=== What the exercise asks ===
Locate each line containing the string "free" and copy it out.
______________________________
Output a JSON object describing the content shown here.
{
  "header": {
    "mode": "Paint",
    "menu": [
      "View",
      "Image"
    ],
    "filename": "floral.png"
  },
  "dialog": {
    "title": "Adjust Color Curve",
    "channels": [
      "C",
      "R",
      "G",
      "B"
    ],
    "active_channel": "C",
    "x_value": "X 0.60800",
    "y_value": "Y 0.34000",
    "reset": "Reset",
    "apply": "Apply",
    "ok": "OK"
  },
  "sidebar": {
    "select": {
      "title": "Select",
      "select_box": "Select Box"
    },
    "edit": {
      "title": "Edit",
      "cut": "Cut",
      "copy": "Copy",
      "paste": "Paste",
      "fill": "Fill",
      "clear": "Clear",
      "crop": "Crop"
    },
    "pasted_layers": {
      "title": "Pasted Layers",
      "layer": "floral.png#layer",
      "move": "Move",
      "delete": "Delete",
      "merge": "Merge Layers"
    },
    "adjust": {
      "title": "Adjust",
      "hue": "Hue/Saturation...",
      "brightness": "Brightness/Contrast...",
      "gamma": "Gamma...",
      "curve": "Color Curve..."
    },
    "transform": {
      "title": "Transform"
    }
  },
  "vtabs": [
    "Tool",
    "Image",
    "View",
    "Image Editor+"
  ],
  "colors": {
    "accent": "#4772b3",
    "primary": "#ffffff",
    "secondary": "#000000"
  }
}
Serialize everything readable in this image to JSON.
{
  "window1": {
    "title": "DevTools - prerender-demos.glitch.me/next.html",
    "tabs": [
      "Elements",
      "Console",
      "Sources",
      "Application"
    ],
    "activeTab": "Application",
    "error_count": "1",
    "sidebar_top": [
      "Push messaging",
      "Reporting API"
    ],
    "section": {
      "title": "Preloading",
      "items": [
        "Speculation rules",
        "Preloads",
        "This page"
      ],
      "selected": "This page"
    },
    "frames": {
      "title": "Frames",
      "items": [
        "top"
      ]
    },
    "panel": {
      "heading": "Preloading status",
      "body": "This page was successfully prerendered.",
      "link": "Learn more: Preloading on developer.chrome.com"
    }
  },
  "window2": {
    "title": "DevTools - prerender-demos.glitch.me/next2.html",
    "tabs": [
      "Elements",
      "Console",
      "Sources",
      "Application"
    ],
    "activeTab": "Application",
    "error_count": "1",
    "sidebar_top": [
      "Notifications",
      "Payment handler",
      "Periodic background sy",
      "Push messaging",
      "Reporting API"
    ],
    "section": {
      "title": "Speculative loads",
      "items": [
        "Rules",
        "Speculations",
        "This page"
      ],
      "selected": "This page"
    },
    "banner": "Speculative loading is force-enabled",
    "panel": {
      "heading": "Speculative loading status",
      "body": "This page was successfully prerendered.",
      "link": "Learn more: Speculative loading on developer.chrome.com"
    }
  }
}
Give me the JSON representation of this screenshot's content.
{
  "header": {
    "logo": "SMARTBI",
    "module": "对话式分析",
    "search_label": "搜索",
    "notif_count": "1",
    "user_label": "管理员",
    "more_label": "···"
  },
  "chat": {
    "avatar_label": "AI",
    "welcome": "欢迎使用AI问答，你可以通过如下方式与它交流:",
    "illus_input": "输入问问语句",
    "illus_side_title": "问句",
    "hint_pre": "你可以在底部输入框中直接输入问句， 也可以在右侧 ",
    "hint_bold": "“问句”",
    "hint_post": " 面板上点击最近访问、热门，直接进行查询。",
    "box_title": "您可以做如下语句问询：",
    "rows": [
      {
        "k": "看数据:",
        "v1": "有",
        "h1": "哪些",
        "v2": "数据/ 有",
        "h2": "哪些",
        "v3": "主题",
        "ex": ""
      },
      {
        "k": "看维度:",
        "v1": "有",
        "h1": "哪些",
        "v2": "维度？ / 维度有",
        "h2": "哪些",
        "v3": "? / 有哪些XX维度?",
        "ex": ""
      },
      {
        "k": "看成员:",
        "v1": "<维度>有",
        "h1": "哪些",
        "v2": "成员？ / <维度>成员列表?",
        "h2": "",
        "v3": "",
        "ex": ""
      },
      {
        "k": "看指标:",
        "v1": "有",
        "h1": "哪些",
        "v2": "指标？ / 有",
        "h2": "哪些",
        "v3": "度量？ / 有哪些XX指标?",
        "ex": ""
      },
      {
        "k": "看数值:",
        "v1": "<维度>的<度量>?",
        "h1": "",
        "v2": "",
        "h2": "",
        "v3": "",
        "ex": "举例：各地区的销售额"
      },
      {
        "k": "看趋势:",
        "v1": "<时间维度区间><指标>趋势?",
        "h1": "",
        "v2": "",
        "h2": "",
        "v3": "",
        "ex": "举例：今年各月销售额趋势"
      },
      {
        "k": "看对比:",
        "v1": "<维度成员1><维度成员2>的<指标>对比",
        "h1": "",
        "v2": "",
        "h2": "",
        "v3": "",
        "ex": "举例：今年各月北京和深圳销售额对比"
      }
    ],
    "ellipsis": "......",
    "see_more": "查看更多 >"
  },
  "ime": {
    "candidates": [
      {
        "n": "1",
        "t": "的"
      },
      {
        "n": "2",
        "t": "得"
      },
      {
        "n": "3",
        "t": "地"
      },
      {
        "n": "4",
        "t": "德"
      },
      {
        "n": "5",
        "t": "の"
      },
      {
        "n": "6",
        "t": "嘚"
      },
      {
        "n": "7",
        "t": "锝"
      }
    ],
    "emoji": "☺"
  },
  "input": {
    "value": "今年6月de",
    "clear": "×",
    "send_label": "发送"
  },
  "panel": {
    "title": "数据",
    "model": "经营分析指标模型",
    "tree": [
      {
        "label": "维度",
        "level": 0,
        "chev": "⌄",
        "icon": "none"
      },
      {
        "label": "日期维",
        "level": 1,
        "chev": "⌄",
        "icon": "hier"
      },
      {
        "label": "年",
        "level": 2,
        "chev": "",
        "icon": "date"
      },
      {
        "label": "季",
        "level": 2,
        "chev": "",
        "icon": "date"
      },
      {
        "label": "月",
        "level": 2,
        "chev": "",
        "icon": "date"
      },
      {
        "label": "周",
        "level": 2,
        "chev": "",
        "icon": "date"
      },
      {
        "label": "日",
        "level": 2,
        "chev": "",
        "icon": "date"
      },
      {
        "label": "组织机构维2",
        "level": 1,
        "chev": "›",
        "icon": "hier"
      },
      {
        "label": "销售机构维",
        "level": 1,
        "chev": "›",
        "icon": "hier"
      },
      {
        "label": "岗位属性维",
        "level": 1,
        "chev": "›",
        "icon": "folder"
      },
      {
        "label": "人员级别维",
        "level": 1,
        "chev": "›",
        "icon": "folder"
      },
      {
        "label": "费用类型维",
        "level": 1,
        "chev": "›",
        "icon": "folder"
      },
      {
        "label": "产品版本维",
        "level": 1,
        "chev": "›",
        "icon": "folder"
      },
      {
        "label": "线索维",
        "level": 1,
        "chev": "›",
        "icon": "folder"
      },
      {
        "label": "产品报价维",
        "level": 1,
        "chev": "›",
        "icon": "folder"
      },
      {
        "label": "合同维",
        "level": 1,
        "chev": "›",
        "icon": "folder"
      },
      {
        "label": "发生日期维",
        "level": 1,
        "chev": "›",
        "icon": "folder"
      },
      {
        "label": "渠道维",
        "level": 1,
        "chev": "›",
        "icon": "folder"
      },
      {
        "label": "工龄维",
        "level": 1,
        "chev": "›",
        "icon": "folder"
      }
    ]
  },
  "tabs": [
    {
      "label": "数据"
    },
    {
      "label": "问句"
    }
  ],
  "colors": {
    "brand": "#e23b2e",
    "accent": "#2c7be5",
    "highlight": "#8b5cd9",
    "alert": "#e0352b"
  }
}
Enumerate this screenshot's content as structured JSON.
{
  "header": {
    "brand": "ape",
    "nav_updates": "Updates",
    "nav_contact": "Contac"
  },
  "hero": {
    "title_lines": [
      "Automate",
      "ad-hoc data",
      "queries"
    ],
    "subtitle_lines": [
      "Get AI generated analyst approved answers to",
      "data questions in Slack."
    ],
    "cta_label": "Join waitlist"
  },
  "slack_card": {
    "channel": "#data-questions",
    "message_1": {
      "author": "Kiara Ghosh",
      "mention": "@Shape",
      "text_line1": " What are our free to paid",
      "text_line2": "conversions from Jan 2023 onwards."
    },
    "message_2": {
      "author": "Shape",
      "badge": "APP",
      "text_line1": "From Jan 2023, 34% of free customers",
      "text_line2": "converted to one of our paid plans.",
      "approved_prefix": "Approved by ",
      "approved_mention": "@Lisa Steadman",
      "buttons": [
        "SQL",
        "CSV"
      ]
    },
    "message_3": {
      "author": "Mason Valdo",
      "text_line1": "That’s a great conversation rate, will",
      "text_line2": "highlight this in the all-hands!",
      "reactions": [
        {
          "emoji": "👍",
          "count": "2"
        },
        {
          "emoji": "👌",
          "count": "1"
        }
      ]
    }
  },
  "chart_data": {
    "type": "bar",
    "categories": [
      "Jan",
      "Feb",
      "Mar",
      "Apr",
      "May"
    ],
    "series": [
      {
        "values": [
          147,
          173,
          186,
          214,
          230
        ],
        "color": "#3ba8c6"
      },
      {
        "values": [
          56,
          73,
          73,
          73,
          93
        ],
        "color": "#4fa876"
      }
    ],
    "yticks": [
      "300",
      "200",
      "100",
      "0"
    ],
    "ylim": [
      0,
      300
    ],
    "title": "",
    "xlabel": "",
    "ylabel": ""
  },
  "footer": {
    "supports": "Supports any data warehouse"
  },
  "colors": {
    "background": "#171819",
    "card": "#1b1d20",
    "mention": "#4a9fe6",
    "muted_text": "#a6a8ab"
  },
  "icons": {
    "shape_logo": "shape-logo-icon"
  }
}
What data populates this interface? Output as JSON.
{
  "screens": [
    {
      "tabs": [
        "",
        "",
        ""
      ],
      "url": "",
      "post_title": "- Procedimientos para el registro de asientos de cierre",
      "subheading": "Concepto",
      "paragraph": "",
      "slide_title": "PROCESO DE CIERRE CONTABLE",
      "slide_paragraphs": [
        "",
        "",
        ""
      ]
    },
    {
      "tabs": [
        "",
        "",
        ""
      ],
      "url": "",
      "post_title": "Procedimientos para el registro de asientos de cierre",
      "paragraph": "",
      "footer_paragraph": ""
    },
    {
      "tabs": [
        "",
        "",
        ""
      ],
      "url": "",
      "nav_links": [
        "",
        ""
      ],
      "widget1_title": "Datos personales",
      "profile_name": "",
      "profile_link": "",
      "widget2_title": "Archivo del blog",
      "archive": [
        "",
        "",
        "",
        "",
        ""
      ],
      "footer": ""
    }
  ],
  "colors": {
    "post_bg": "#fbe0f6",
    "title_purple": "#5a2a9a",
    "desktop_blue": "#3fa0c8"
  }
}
______________________________
=== Reply ===
      "text_line1": " What are our free to paid",
      "text_line1": "From Jan 2023, 34% of free customers",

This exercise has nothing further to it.